**Exercise task:** The entries that follow should be written out exactly.

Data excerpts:
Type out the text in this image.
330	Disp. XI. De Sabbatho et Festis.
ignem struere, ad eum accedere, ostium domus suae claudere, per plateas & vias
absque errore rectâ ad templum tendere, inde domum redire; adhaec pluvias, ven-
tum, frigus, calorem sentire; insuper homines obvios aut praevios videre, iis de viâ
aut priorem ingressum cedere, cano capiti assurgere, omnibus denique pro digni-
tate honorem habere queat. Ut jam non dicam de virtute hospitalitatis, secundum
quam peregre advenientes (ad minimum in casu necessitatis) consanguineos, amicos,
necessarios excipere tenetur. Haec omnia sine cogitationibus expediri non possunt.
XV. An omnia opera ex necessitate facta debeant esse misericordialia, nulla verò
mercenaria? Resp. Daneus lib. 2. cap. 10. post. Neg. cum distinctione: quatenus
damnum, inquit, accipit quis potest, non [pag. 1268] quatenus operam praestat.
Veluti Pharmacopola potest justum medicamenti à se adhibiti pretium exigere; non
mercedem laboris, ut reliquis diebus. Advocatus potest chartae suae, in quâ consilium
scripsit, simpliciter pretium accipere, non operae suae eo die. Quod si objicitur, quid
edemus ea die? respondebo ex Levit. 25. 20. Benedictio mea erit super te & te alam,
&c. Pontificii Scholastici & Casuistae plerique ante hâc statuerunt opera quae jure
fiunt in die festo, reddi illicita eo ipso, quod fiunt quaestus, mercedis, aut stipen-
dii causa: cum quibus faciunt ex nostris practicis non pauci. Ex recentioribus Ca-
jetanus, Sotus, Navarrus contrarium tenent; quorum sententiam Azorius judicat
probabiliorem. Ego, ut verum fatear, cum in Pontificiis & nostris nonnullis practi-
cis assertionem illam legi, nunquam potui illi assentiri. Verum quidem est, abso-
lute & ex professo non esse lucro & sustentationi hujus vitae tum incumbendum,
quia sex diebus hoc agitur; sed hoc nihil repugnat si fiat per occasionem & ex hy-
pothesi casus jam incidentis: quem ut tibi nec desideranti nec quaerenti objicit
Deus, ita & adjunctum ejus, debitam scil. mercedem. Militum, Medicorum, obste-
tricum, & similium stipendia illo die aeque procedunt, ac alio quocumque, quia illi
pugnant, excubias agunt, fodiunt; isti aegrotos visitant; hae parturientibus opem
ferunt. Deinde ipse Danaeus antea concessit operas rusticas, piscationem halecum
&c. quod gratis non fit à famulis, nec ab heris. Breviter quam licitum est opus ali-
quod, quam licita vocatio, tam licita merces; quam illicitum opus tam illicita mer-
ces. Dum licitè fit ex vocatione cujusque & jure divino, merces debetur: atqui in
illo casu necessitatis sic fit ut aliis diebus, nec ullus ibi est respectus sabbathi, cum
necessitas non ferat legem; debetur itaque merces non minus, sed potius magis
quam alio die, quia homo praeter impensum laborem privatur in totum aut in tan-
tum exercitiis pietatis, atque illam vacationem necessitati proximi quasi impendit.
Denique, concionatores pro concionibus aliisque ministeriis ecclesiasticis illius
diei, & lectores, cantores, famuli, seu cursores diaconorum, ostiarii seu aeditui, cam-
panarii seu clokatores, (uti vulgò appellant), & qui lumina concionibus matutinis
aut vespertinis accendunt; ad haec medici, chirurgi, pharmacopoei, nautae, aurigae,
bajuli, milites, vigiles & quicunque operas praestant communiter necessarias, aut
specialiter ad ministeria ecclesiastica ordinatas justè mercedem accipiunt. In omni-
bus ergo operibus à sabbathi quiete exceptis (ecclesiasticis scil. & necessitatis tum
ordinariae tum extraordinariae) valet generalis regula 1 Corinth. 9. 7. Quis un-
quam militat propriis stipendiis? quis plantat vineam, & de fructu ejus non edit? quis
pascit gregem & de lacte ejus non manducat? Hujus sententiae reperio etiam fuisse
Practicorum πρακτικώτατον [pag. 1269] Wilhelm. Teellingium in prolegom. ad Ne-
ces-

**Final result:**
Type out the text in this image.
330	Disp. XI. De Sabbatho et Festis.
ignem struere, ad eum accedere, ostium domus suae claudere, per plateas & vias
absque errore rectâ ad templum tendere, inde domum redire; adhaec pluvias, ven-
tum, frigus, calorem sentire; insuper homines obvios aut praevios videre, iis de viâ
aut priorem ingressum cedere, cano capiti assurgere, omnibus denique pro digni-
tate honorem habere queat. Ut jam non dicam de virtute hospitalitatis, secundum
quam peregre advenientes (ad minimum in casu necessitatis) consanguineos, amicos,
necessarios excipere tenetur. Haec omnia sine cogitationibus expediri non possunt.
XV. An omnia opera ex necessitate facta debeant esse misericordialia, nulla verò
mercenaria? Resp. Daneus lib. 2. cap. 10. post. Neg. cum distinctione: quatenus
damnum, inquit, accipit quis potest, non [pag. 1268] quatenus operam praestat.
Veluti Pharmacopola potest justum medicamenti à se adhibiti pretium exigere; non
mercedem laboris, ut reliquis diebus. Advocatus potest chartae suae, in quâ consilium
scripsit, simpliciter pretium accipere, non operae suae eo die. Quod si objicitur, quid
edemus ea die? respondebo ex Levit. 25. 20. Benedictio mea erit super te & te alam,
&c. Pontificii Scholastici & Casuistae plerique ante hâc statuerunt opera quae jure
fiunt in die festo, reddi illicita eo ipso, quod fiunt quaestus, mercedis, aut stipen-
dii causa: cum quibus faciunt ex nostris practicis non pauci. Ex recentioribus Ca-
jetanus, Sotus, Navarrus contrarium tenent; quorum sententiam Azorius judicat
probabiliorem. Ego, ut verum fatear, cum in Pontificiis & nostris nonnullis practi-
cis assertionem illam legi, nunquam potui illi assentiri. Verum quidem est, abso-
lute & ex professo non esse lucro & sustentationi hujus vitae tum incumbendum,
quia sex diebus hoc agitur; sed hoc nihil repugnat si fiat per occasionem & ex hy-
pothesi casus jam incidentis: quem ut tibi nec desideranti nec quaerenti objicit
Deus, ita & adjunctum ejus, debitam scil. mercedem. Militum, Medicorum, obste-
tricum, & similium stipendia illo die aeque procedunt, ac alio quocumque, quia illi
pugnant, excubias agunt, fodiunt; isti aegrotos visitant; hae parturientibus opem
ferunt. Deinde ipse Danaeus antea concessit operas rusticas, piscationem halecum
&c. quod gratis non fit à famulis, nec ab heris. Breviter quam licitum est opus ali-
quod, quam licita vocatio, tam licita merces; quam illicitum opus tam illicita mer-
ces. Dum licitè fit ex vocatione cujusque & jure divino, merces debetur: atqui in
illo casu necessitatis sic fit ut aliis diebus, nec ullus ibi est respectus sabbathi, cum
necessitas non ferat legem; debetur itaque merces non minus, sed potius magis
quam alio die, quia homo praeter impensum laborem privatur in totum aut in tan-
tum exercitiis pietatis, atque illam vacationem necessitati proximi quasi impendit.
Denique, concionatores pro concionibus aliisque ministeriis ecclesiasticis illius
diei, & lectores, cantores, famuli, seu cursores diaconorum, ostiarii seu aeditui, cam-
panarii seu clokatores, (uti vulgò appellant), & qui lumina concionibus matutinis
aut vespertinis accendunt; ad haec medici, chirurgi, pharmacopoei, nautae, aurigae,
bajuli, milites, vigiles & quicunque operas praestant communiter necessarias, aut
specialiter ad ministeria ecclesiastica ordinatas justè mercedem accipiunt. In omni-
bus ergo operibus à sabbathi quiete exceptis (ecclesiasticis scil. & necessitatis tum
ordinariae tum extraordinariae) valet generalis regula 1 Corinth. 9. 7. Quis un-
quam militat propriis stipendiis? quis plantat vineam, & de fructu ejus non edit? quis
pascit gregem & de lacte ejus non manducat? Hujus sententiae reperio etiam fuisse
Practicorum πρακτικώτατον [pag. 1269] Wilhelm. Teellingium in prolegom. ad Ne-
ces-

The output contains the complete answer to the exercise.